***** DOCUMENT EXTRACT *****

Saturday, June 13, 2009

Having Fun!!!




Caroline, Aaron, and I went out last night to listen to Mike sing in his new group!! FUN! Was had by all! LOL!!!

Got the summer hair cut! Check it out!

Tuesday, June 09, 2009

Thanks.....

  • Elaine S. for offering me a home.
  • Elaine C. for being my shoulder, even though I don't use her as often as I could have.
  • Mimi for accepting me no matter what.
  • Amber for always reaching out.
  • Heidi for straight talking me when I need it.
  • Melissa P. for always always listening and offering booze.
  • Hilary for friendship and support.
  • Toni for offering me her ears.
  • Auntie Mel for daily prayers and books.
  • Mindy Mae for long emails and texts to reassure me.
  • Jenni for books, popcorn, and innate understanding of me.
  • April for warmth, compassion, prayer, and tears.
  • Jon for honesty and care.
  • Mom for being available even when she's asleep.
  • Heather for praying and supporting in love.
  • Emily for being truthful with me even when it made me cry harder.
  • Taggart for friendship, love, and God talk.
  • Wendy for loving me, listening to me, and checking to make sure I was there every day.
  • Gina for taking care of me.
  • Mena for listening, for advising, for caring.
  • Carla for cards and laughter.
  • Sarah for hugs, honesty, and friendship.
  • Amy for commiserating.
  • Jenny for texting me always when I seemed to need it the most, with her encouragement.
  • Theresa for letting me vent to her. Repeatedly.
  • Michelle for offering help and love and support.

Those that I thanked, they know what's happening... everyone else, suffice it to say that I hope and pray that if you ever hit rock bottom, if you ever think that your situation is unbearable, I hope and pray that you have a network, a support system that will love you, respect you, nourish you, and care for you as mine has and does. I also hope and pray that I can be to these people (and whomever God places in my life) what they have and continue to be to me.

I don't know what the future holds. I don't know where I'll be a year from now. I know that I'll be trying to be obedient to God, no matter where I am, what I'm doing, or what color my hair is :) lol. I do know that THESE friends, these people, will still be a part of my heart, my life, my very being. And for that, I'm blessed--- over and over and over and over and over and over again.

Monday, June 08, 2009

Wanting to Write

Just wanting to write here.

Starbuck is a HAM. The child. Oh the child. Ever since she got her ear tubes back in March, she's been talking up a STORM. She had a hearing loss, and the tubes have helped to reverse that. She's quite the mouthy one, as a result. Her favorite phrase? "No WAY, Momma!" Ooooo, guess how that burns me up? :) She discovered that she likes swimming. Lots. Refused to take a nap the other day because she was anxious for Daddy to set up the new swimming pool. ""My POOOOOOOOl" is what she kept screaming. For 20 minutes. Seriously.

*****

→ **OBJECTIVE**
Answer these about the blog posts above:
1. Who went out with the writer to hear Mike sing in his new group?
2. What does the writer thank Taggart for?
3. In what month did Starbuck get her ear tubes?

***** DATA BLOCK *****

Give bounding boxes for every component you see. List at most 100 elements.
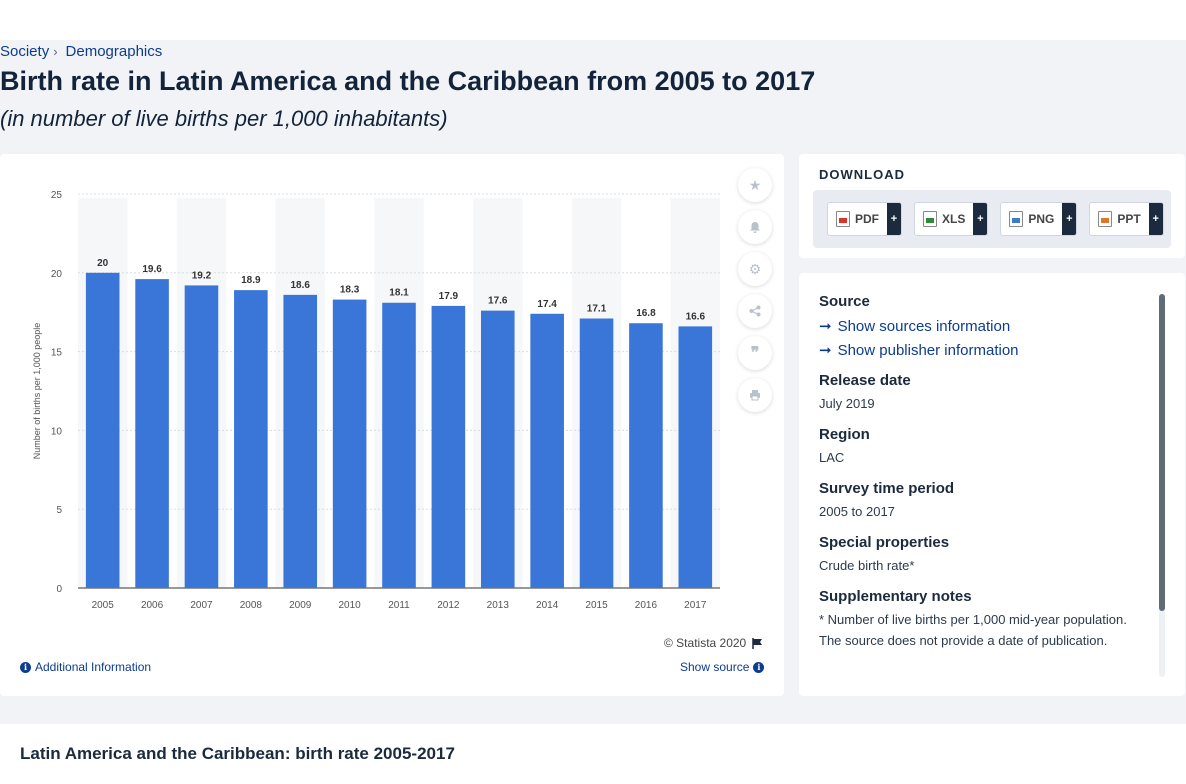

*****

→ **TASK RESPONSE**
1. Caroline and Aaron
2. Friendship, love, and God talk
3. March